** start **

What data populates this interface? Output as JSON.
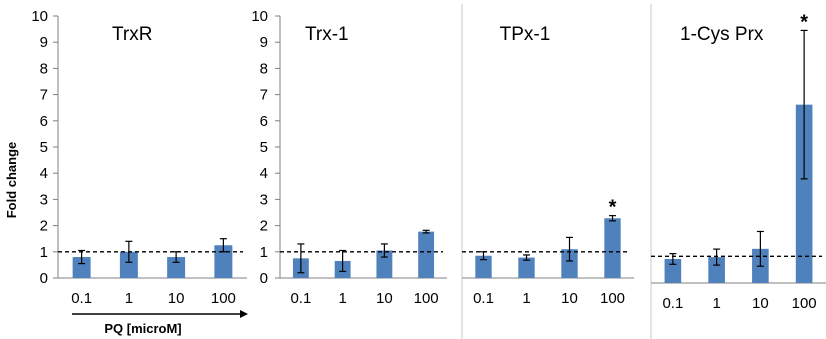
{
  "figure": {
    "ylabel": "Fold change",
    "xlabel": "PQ [microM]"
  },
  "chart_data": [
    {
      "type": "bar",
      "title": "TrxR",
      "categories": [
        "0.1",
        "1",
        "10",
        "100"
      ],
      "values": [
        0.8,
        1.0,
        0.8,
        1.25
      ],
      "errors": [
        0.25,
        0.4,
        0.2,
        0.25
      ],
      "significance": [
        "",
        "",
        "",
        ""
      ],
      "reference_line": 1,
      "ylim": [
        0,
        10
      ],
      "yticks": [
        "0",
        "1",
        "2",
        "3",
        "4",
        "5",
        "6",
        "7",
        "8",
        "9",
        "10"
      ],
      "bar_color": "#4F81BD"
    },
    {
      "type": "bar",
      "title": "Trx-1",
      "categories": [
        "0.1",
        "1",
        "10",
        "100"
      ],
      "values": [
        0.75,
        0.65,
        1.05,
        1.77
      ],
      "errors": [
        0.55,
        0.4,
        0.25,
        0.05
      ],
      "significance": [
        "",
        "",
        "",
        ""
      ],
      "reference_line": 1,
      "ylim": [
        0,
        10
      ],
      "yticks": [
        "0",
        "1",
        "2",
        "3",
        "4",
        "5",
        "6",
        "7",
        "8",
        "9",
        "10"
      ],
      "bar_color": "#4F81BD"
    },
    {
      "type": "bar",
      "title": "TPx-1",
      "categories": [
        "0.1",
        "1",
        "10",
        "100"
      ],
      "values": [
        0.85,
        0.78,
        1.1,
        2.28
      ],
      "errors": [
        0.15,
        0.1,
        0.45,
        0.1
      ],
      "significance": [
        "",
        "",
        "",
        "*"
      ],
      "reference_line": 1,
      "ylim": [
        0,
        10
      ],
      "yticks": [],
      "bar_color": "#4F81BD"
    },
    {
      "type": "bar",
      "title": "1-Cys Prx",
      "categories": [
        "0.1",
        "1",
        "10",
        "100"
      ],
      "values": [
        0.9,
        0.97,
        1.28,
        6.68
      ],
      "errors": [
        0.2,
        0.3,
        0.65,
        2.78
      ],
      "significance": [
        "",
        "",
        "",
        "*"
      ],
      "reference_line": 1,
      "ylim": [
        0,
        10
      ],
      "yticks": [],
      "bar_color": "#4F81BD"
    }
  ]
}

** end **

▸ **TASK DIRECTIONS**: Return each line where "title" shows up.

▸ **EXERCISE ANSWER**:
      "title": "TrxR",
      "title": "Trx-1",
      "title": "TPx-1",
      "title": "1-Cys Prx",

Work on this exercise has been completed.